Dataset items
==*==
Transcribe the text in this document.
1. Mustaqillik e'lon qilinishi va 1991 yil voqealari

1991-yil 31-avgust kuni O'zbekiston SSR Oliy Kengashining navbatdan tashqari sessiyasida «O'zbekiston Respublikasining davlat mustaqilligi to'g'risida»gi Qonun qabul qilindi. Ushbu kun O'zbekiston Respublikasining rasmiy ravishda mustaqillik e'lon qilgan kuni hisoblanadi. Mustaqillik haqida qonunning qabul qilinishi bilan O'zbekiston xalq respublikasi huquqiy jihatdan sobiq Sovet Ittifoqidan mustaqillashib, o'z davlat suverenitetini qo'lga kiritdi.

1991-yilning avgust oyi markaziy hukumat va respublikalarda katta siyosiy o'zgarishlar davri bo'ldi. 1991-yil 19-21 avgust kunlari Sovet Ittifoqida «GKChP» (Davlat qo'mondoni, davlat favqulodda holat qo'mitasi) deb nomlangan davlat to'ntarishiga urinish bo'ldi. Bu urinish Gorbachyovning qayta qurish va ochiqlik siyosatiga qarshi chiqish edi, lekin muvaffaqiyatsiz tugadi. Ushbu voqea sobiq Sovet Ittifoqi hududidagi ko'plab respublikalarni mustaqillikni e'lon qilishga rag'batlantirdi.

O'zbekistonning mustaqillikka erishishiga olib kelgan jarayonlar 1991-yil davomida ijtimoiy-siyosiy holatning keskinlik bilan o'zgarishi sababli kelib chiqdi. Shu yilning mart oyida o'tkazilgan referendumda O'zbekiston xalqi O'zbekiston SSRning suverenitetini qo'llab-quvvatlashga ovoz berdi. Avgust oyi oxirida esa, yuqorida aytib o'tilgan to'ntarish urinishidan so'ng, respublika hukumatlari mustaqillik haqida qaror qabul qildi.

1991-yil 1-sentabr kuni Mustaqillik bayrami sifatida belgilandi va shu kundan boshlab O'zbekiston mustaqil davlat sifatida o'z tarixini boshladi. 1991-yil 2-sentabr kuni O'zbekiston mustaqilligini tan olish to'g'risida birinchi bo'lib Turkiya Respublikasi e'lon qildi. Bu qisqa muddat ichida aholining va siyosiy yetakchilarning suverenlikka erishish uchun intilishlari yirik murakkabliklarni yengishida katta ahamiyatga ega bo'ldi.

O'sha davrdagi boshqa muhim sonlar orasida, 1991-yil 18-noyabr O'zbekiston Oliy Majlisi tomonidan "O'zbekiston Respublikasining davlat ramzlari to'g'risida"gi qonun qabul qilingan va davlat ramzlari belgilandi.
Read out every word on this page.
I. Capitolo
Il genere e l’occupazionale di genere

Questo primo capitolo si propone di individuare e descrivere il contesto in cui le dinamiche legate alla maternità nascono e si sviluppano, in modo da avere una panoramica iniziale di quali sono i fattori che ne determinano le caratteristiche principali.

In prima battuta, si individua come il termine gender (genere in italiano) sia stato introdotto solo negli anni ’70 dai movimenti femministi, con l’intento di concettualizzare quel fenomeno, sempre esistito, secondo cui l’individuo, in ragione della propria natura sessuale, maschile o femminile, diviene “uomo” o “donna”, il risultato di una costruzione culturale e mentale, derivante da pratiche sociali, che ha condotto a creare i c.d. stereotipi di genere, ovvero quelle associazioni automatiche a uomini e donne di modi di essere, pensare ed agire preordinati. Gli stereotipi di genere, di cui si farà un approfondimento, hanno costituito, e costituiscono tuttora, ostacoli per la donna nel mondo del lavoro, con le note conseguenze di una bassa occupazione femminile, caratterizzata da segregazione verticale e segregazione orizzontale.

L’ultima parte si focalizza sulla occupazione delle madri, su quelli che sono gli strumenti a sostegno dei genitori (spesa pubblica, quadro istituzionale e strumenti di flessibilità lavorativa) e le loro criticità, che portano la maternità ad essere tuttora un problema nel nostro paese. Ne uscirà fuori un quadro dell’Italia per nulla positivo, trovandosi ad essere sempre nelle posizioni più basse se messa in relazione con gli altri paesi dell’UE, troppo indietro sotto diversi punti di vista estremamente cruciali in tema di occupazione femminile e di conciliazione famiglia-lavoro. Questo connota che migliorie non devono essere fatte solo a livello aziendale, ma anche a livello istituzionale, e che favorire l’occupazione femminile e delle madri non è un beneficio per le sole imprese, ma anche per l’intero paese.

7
==*==
REQUIRED TASK
Extract every line from the one with "Read out every word on this page." down to the final line above, both included, exactly as written.

SOLUTION TO THE PROBLEM
Read out every word on this page.
I. Capitolo
Il genere e l’occupazionale di genere

Questo primo capitolo si propone di individuare e descrivere il contesto in cui le dinamiche legate alla maternità nascono e si sviluppano, in modo da avere una panoramica iniziale di quali sono i fattori che ne determinano le caratteristiche principali.

In prima battuta, si individua come il termine gender (genere in italiano) sia stato introdotto solo negli anni ’70 dai movimenti femministi, con l’intento di concettualizzare quel fenomeno, sempre esistito, secondo cui l’individuo, in ragione della propria natura sessuale, maschile o femminile, diviene “uomo” o “donna”, il risultato di una costruzione culturale e mentale, derivante da pratiche sociali, che ha condotto a creare i c.d. stereotipi di genere, ovvero quelle associazioni automatiche a uomini e donne di modi di essere, pensare ed agire preordinati. Gli stereotipi di genere, di cui si farà un approfondimento, hanno costituito, e costituiscono tuttora, ostacoli per la donna nel mondo del lavoro, con le note conseguenze di una bassa occupazione femminile, caratterizzata da segregazione verticale e segregazione orizzontale.

L’ultima parte si focalizza sulla occupazione delle madri, su quelli che sono gli strumenti a sostegno dei genitori (spesa pubblica, quadro istituzionale e strumenti di flessibilità lavorativa) e le loro criticità, che portano la maternità ad essere tuttora un problema nel nostro paese. Ne uscirà fuori un quadro dell’Italia per nulla positivo, trovandosi ad essere sempre nelle posizioni più basse se messa in relazione con gli altri paesi dell’UE, troppo indietro sotto diversi punti di vista estremamente cruciali in tema di occupazione femminile e di conciliazione famiglia-lavoro. Questo connota che migliorie non devono essere fatte solo a livello aziendale, ma anche a livello istituzionale, e che favorire l’occupazione femminile e delle madri non è un beneficio per le sole imprese, ma anche per l’intero paese.

7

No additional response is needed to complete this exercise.